• _Collection entries_:
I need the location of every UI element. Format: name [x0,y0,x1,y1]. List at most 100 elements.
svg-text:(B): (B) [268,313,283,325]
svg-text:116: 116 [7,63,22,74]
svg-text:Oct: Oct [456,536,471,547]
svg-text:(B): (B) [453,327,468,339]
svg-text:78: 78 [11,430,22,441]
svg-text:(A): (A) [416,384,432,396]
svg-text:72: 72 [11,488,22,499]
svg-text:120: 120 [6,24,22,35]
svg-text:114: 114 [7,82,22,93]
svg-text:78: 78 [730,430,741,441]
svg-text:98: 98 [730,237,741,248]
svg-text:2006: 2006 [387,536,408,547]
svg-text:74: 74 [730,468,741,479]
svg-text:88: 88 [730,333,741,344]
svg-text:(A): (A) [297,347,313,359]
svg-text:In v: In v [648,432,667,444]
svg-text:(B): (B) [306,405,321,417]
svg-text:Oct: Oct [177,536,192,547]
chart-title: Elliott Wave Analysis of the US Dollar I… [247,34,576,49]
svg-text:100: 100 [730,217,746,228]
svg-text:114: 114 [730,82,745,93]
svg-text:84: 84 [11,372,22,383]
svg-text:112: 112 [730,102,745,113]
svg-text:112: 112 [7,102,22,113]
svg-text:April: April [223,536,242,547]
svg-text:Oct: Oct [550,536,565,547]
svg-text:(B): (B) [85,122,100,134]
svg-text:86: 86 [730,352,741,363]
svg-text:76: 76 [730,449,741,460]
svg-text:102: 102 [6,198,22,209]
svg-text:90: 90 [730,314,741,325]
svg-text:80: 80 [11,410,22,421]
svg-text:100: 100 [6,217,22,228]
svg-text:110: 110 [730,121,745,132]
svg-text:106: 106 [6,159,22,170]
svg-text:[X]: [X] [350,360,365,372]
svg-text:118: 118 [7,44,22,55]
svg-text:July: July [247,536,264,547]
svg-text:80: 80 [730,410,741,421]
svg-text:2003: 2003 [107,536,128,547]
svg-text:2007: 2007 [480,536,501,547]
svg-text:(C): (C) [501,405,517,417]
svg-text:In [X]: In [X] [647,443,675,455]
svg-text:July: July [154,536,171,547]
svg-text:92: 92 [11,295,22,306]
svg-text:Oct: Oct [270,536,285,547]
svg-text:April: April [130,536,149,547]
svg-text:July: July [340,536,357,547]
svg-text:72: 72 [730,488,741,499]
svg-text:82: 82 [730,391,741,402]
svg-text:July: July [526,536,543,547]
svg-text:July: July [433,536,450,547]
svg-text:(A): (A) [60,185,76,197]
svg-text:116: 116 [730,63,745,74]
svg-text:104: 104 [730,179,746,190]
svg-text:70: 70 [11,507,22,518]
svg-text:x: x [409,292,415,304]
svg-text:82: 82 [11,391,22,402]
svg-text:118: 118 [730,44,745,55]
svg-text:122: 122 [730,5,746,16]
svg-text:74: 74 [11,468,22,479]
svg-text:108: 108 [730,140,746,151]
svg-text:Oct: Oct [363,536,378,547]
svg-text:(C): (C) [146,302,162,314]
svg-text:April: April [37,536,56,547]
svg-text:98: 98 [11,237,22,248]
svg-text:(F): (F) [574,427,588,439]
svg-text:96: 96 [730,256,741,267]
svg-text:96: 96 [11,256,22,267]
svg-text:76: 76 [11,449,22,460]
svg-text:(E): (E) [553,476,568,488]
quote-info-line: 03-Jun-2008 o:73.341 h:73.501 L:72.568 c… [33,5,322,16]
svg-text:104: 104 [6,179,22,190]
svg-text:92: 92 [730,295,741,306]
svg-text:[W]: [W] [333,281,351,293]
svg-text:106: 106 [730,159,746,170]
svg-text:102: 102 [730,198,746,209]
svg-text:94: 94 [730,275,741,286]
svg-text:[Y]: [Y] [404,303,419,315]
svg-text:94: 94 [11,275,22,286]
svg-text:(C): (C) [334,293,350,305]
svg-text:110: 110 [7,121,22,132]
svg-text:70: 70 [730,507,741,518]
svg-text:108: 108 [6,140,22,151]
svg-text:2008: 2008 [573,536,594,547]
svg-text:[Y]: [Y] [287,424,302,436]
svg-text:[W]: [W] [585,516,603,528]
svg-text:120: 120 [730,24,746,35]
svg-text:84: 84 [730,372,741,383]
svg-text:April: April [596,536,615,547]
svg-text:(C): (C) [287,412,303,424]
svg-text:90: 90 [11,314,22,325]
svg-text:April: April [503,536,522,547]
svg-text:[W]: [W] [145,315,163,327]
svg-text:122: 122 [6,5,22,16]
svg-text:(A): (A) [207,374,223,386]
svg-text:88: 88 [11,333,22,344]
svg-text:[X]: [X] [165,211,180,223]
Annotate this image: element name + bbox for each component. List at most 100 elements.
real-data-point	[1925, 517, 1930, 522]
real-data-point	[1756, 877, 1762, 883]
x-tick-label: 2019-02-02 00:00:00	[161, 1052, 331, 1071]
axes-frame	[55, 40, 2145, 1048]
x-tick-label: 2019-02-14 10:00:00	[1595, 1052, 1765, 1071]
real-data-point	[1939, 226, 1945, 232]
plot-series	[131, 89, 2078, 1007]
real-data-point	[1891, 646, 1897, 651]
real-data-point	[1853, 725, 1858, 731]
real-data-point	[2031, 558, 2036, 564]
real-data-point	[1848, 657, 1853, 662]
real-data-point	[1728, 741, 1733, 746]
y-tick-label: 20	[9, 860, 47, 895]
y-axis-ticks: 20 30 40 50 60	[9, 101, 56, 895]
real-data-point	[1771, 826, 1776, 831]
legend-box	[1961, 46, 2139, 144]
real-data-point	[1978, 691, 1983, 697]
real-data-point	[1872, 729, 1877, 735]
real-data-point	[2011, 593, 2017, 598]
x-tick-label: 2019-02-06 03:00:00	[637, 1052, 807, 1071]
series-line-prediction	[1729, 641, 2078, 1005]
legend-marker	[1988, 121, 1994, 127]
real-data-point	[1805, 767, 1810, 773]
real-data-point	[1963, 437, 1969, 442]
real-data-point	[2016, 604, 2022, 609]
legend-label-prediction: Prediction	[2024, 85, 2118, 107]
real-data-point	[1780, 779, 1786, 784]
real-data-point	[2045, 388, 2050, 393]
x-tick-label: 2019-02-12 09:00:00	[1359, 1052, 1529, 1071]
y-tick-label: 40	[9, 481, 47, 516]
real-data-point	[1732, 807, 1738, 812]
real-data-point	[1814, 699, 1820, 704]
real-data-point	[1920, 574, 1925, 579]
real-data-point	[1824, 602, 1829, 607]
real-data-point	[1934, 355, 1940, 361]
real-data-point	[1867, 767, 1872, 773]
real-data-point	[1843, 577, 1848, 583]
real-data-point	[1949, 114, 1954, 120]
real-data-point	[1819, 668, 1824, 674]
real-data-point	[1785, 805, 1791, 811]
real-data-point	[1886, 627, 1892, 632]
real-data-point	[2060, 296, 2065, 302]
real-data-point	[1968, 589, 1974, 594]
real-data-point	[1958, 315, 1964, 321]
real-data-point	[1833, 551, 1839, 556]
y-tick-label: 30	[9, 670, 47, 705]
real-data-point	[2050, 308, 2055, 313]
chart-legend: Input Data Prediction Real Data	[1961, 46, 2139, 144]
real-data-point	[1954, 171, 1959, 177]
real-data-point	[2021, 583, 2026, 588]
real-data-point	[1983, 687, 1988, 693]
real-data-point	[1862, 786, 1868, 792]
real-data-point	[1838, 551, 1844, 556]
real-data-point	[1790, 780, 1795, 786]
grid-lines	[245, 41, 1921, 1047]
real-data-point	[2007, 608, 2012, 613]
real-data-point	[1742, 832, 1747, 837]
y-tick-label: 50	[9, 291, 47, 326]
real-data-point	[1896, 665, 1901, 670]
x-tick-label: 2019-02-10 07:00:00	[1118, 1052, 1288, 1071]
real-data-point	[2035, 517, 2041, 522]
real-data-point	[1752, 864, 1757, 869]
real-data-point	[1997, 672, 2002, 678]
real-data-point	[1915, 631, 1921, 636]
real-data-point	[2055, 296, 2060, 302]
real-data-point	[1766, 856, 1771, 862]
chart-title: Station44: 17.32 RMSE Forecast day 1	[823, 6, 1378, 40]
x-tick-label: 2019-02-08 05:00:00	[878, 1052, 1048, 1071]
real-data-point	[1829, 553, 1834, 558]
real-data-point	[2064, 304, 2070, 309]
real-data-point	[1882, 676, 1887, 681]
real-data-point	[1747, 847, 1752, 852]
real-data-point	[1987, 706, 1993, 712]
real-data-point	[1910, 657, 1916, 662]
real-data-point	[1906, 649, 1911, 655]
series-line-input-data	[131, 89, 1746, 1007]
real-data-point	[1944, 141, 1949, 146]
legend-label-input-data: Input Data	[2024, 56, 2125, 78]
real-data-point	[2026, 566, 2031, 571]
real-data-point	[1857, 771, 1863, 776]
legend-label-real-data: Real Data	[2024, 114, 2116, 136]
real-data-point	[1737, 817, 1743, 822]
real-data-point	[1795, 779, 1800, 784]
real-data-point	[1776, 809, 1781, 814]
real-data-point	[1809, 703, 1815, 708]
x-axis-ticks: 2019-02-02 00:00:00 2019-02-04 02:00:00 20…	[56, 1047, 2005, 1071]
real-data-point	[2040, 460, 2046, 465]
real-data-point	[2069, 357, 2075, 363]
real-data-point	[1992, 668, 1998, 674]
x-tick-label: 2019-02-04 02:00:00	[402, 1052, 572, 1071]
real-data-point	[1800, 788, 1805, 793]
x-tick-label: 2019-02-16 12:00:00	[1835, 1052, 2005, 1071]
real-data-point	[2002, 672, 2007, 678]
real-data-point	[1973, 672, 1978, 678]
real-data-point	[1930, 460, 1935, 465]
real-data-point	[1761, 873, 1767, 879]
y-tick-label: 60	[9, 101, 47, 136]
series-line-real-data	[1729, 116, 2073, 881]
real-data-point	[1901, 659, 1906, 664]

• _TASK STATEMENT_: Copy out the listing from its first line through the line containing "svg-text:April: April [223,536,242,547]", including both of those lines, reproducing each one unchanged.

• _WRITTEN SOLUTION_:
I need the location of every UI element. Format: name [x0,y0,x1,y1]. List at most 100 elements.
svg-text:(B): (B) [268,313,283,325]
svg-text:116: 116 [7,63,22,74]
svg-text:Oct: Oct [456,536,471,547]
svg-text:(B): (B) [453,327,468,339]
svg-text:78: 78 [11,430,22,441]
svg-text:(A): (A) [416,384,432,396]
svg-text:72: 72 [11,488,22,499]
svg-text:120: 120 [6,24,22,35]
svg-text:114: 114 [7,82,22,93]
svg-text:78: 78 [730,430,741,441]
svg-text:98: 98 [730,237,741,248]
svg-text:2006: 2006 [387,536,408,547]
svg-text:74: 74 [730,468,741,479]
svg-text:88: 88 [730,333,741,344]
svg-text:(A): (A) [297,347,313,359]
svg-text:In v: In v [648,432,667,444]
svg-text:(B): (B) [306,405,321,417]
svg-text:Oct: Oct [177,536,192,547]
chart-title: Elliott Wave Analysis of the US Dollar I… [247,34,576,49]
svg-text:100: 100 [730,217,746,228]
svg-text:114: 114 [730,82,745,93]
svg-text:84: 84 [11,372,22,383]
svg-text:112: 112 [730,102,745,113]
svg-text:112: 112 [7,102,22,113]
svg-text:April: April [223,536,242,547]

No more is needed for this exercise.